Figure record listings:
-- BEGIN --
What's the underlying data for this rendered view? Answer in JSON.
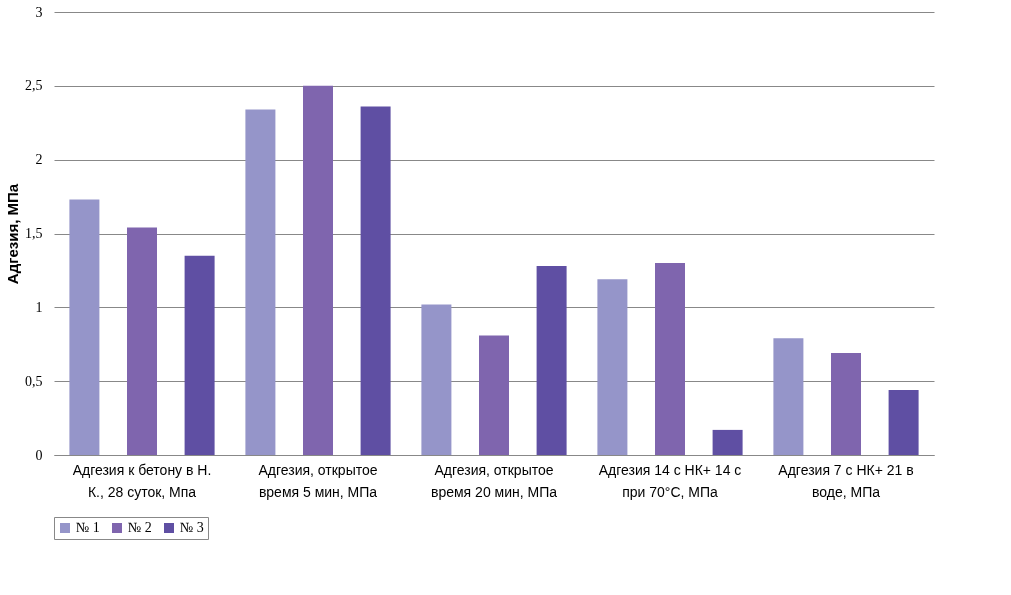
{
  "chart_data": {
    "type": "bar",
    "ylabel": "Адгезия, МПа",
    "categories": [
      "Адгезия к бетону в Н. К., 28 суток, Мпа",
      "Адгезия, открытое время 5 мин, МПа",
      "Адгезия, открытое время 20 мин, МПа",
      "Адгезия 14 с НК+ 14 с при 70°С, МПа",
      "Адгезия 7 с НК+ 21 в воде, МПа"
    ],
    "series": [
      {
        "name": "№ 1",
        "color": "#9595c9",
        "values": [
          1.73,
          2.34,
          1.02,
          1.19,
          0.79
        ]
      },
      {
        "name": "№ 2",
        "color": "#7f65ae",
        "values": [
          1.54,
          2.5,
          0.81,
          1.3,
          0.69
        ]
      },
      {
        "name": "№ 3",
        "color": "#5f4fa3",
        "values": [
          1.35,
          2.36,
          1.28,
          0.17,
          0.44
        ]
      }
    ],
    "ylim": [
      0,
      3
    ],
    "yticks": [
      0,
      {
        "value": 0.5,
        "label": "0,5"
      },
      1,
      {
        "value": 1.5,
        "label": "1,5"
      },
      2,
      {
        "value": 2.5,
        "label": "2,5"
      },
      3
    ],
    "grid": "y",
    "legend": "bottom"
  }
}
-- END --
From the material above, gather all lines that include the string "Адгезия" and copy them.

    "ylabel": "Адгезия, МПа",
      "Адгезия к бетону в Н. К., 28 суток, Мпа",
      "Адгезия, открытое время 5 мин, МПа",
      "Адгезия, открытое время 20 мин, МПа",
      "Адгезия 14 с НК+ 14 с при 70°С, МПа",
      "Адгезия 7 с НК+ 21 в воде, МПа"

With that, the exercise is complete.